§ WHAT YOU HAVE TO DO: In the records, find every line with the word "vorgesehen" and copy it out.

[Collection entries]
::::::::::
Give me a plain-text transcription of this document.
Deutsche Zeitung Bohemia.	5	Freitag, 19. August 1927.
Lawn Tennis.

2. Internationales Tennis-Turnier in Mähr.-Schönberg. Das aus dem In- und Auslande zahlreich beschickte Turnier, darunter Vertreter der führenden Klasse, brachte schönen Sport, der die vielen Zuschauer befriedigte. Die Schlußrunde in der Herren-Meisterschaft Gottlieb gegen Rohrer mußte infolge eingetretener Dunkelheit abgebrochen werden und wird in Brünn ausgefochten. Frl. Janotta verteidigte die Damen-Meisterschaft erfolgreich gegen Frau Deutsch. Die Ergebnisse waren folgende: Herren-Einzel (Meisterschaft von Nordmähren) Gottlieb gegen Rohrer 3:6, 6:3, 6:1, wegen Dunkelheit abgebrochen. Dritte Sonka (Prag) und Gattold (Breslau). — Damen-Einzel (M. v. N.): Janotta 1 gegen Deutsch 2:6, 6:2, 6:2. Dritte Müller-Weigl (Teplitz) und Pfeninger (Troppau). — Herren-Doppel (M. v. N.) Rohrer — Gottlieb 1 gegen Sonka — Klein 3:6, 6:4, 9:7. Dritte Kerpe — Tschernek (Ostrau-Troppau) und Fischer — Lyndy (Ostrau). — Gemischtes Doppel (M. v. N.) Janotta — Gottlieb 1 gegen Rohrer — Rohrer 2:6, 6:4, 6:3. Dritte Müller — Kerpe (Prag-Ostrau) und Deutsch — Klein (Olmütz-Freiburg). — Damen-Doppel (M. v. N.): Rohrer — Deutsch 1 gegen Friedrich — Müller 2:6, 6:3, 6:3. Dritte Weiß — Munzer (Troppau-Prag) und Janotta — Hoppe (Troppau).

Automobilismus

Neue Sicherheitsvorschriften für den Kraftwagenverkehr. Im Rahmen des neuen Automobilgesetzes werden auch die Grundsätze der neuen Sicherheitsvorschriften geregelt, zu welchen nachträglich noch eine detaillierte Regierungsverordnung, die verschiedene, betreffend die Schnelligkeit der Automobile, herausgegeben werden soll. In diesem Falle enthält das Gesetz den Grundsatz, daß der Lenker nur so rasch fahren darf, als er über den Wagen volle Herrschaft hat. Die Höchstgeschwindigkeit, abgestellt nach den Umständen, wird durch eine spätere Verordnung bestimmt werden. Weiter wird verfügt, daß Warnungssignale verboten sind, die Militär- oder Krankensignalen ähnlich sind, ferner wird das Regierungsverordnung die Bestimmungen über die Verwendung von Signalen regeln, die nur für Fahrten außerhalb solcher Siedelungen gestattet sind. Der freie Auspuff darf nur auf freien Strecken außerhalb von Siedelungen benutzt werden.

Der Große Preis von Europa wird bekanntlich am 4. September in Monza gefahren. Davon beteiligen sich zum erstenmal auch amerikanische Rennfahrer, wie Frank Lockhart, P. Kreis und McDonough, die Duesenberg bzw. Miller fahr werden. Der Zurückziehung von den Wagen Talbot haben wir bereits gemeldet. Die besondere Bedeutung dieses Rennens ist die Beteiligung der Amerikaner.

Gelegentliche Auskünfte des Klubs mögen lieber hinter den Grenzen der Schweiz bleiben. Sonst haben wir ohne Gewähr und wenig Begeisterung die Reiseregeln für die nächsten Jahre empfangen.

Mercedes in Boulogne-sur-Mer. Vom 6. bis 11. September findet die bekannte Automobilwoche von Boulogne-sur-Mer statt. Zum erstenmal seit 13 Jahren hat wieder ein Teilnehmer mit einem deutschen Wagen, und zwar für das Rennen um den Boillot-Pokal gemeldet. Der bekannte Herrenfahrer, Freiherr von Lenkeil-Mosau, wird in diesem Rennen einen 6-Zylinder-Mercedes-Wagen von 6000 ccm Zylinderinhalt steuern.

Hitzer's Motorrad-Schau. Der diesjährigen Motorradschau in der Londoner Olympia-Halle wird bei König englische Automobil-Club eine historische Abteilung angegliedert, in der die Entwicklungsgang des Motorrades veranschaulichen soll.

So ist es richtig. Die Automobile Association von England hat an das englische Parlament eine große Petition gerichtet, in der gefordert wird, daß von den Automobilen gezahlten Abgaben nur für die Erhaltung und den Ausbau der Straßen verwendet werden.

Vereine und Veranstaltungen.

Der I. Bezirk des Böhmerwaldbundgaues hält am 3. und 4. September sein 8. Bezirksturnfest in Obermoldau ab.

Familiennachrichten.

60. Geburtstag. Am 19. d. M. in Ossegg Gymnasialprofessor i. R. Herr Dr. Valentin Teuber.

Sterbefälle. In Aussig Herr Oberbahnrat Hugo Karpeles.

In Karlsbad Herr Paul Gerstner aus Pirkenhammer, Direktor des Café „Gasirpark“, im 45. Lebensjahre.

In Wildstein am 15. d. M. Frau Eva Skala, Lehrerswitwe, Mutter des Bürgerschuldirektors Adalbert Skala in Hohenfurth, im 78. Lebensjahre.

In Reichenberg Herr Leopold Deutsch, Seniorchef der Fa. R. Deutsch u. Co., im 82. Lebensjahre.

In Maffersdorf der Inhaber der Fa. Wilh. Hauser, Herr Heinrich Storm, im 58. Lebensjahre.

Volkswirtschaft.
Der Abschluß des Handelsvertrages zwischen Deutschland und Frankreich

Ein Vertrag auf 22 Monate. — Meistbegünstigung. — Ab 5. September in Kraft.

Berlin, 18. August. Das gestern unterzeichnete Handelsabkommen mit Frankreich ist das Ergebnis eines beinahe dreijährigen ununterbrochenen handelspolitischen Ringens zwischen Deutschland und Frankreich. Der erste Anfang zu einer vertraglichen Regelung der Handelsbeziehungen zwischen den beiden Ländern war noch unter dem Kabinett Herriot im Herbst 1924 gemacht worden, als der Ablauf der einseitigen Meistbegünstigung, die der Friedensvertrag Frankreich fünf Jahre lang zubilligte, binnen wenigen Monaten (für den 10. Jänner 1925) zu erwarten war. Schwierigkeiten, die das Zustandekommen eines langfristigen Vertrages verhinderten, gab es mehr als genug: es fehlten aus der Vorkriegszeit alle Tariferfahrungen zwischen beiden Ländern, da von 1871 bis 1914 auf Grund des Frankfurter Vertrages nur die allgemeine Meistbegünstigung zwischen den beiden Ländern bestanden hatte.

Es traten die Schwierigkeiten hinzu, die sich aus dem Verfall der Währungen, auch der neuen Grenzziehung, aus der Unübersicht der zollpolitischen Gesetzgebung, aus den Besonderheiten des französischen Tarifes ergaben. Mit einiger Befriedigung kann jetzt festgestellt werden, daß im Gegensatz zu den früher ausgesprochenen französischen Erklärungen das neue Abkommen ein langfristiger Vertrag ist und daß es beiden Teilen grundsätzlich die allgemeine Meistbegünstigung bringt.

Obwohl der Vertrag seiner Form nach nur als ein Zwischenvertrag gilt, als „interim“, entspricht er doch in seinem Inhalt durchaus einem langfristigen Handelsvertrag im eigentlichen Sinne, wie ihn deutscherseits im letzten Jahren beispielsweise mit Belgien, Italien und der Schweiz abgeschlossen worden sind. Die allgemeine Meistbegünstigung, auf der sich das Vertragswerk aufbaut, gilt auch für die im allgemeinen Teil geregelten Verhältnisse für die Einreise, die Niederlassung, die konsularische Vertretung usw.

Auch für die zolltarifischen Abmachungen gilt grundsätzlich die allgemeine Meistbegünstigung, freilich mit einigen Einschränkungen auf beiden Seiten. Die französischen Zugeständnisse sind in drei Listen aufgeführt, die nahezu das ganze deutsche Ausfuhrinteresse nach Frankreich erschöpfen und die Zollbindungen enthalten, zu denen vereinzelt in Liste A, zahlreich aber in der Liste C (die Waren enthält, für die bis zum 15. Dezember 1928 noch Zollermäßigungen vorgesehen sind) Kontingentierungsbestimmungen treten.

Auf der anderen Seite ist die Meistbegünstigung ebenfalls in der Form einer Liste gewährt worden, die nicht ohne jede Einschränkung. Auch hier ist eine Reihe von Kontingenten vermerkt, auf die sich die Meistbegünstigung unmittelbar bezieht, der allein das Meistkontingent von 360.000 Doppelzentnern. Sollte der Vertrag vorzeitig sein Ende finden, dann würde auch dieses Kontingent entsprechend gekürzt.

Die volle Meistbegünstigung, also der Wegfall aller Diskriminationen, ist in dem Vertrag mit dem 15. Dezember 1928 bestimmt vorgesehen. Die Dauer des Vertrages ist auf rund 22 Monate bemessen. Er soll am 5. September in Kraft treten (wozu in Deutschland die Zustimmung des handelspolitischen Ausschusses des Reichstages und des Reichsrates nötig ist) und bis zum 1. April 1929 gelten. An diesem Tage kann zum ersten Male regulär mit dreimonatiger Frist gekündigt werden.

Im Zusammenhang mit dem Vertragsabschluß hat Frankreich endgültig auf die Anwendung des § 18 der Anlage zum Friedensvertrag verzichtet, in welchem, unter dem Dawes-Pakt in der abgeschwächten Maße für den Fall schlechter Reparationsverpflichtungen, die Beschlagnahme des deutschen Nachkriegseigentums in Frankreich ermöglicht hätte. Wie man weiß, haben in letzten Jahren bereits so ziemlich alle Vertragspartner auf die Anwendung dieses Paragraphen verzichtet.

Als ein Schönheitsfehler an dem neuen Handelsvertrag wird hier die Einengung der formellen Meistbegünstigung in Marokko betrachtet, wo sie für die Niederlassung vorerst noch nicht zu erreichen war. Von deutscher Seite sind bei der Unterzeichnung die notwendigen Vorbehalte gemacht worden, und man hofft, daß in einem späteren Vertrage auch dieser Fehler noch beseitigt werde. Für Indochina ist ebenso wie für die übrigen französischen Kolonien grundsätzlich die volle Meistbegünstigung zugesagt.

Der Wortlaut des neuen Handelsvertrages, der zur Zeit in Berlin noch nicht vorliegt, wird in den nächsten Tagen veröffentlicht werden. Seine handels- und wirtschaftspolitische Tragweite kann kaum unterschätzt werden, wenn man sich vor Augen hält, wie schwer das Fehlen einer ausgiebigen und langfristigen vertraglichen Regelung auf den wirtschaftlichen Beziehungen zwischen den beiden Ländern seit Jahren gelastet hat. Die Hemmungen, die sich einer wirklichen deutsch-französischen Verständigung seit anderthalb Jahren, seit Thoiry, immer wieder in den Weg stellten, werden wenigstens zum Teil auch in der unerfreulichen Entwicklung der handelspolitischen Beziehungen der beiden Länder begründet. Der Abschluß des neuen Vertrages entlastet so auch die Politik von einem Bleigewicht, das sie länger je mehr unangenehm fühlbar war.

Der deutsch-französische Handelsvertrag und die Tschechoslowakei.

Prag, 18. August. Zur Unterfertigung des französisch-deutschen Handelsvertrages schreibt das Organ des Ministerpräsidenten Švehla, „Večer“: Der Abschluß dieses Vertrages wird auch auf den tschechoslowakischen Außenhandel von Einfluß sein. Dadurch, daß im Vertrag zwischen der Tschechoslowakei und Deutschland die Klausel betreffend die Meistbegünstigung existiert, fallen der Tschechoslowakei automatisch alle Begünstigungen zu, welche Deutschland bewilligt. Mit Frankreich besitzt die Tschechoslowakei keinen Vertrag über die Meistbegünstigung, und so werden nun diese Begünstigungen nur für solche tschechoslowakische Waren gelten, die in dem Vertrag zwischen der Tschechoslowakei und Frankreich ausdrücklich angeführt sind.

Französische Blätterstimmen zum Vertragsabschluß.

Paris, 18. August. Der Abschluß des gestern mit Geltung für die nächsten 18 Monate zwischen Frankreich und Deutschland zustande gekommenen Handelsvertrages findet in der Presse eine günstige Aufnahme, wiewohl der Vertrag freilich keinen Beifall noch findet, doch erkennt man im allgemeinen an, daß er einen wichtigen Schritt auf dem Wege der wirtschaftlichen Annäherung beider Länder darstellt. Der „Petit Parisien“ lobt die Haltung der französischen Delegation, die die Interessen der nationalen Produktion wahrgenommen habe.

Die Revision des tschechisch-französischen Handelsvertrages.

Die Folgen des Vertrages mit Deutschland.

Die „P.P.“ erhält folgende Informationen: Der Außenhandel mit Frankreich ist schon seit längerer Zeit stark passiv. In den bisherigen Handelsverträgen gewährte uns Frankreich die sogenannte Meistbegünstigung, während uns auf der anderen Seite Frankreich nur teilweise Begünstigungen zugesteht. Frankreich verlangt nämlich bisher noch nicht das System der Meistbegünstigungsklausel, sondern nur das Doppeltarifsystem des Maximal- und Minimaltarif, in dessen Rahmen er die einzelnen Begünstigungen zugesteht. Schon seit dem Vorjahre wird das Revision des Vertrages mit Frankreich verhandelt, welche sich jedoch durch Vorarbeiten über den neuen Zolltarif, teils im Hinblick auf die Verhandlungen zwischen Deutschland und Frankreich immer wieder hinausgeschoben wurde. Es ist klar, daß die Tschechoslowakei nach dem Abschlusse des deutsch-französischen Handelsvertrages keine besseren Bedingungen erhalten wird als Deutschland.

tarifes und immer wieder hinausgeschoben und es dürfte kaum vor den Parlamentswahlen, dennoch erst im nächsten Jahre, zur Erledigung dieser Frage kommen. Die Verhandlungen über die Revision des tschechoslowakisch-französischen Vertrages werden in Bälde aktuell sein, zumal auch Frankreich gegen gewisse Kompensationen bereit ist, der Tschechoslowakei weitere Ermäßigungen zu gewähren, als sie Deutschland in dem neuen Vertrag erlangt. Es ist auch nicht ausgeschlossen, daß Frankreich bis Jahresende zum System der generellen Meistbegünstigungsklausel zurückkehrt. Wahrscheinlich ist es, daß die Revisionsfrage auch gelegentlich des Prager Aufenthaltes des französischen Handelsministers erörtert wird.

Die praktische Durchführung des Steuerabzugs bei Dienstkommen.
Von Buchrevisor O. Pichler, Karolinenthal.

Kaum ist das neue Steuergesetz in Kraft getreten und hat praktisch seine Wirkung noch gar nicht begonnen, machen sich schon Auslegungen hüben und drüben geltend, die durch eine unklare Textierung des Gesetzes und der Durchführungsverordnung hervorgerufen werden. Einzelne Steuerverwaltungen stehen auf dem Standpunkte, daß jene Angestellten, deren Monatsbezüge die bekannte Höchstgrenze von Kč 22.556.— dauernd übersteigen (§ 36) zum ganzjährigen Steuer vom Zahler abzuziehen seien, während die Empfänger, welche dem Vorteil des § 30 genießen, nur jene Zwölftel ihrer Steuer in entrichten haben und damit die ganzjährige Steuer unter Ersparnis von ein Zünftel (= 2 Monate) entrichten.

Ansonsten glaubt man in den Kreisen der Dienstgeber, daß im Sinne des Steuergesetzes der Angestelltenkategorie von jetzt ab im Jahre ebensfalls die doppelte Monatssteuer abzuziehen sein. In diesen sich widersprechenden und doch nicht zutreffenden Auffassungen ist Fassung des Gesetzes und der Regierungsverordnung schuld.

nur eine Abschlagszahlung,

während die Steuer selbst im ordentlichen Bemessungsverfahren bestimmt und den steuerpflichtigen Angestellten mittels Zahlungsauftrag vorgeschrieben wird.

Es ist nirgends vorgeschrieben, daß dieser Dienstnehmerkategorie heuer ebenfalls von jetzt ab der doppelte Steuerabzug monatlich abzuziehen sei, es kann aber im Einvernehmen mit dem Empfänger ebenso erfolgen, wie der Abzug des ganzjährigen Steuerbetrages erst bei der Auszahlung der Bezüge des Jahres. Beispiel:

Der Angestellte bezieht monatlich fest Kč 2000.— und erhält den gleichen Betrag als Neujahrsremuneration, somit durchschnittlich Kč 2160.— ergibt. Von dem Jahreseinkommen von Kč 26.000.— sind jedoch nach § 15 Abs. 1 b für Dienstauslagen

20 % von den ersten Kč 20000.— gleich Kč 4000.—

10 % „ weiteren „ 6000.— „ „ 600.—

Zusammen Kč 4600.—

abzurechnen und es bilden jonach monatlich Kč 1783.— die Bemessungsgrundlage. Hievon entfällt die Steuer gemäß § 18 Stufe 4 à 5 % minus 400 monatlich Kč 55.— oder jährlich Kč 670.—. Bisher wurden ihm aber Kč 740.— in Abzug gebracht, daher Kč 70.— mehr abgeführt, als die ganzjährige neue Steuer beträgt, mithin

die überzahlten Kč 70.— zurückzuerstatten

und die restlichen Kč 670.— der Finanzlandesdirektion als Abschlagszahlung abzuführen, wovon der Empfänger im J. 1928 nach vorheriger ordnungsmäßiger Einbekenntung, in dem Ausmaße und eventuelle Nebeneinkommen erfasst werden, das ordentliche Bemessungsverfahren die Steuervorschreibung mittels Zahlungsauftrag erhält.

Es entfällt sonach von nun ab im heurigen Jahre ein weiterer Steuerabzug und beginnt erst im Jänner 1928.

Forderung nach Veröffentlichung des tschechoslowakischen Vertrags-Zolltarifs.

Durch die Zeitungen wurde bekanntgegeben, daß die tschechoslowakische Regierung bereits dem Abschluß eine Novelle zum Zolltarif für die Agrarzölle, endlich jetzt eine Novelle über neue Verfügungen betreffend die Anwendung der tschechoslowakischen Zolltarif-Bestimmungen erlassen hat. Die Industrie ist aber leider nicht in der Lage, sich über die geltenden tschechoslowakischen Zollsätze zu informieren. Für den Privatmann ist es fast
::::::::::
§ SOLUTION TO THIS TASK:
Auch für die zolltarifischen Abmachungen gilt grundsätzlich die allgemeine Meistbegünstigung, freilich mit einigen Einschränkungen auf beiden Seiten. Die französischen Zugeständnisse sind in drei Listen aufgeführt, die nahezu das ganze deutsche Ausfuhrinteresse nach Frankreich erschöpfen und die Zollbindungen enthalten, zu denen vereinzelt in Liste A, zahlreich aber in der Liste C (die Waren enthält, für die bis zum 15. Dezember 1928 noch Zollermäßigungen vorgesehen sind) Kontingentierungsbestimmungen treten.
Die volle Meistbegünstigung, also der Wegfall aller Diskriminationen, ist in dem Vertrag mit dem 15. Dezember 1928 bestimmt vorgesehen. Die Dauer des Vertrages ist auf rund 22 Monate bemessen. Er soll am 5. September in Kraft treten (wozu in Deutschland die Zustimmung des handelspolitischen Ausschusses des Reichstages und des Reichsrates nötig ist) und bis zum 1. April 1929 gelten. An diesem Tage kann zum ersten Male regulär mit dreimonatiger Frist gekündigt werden.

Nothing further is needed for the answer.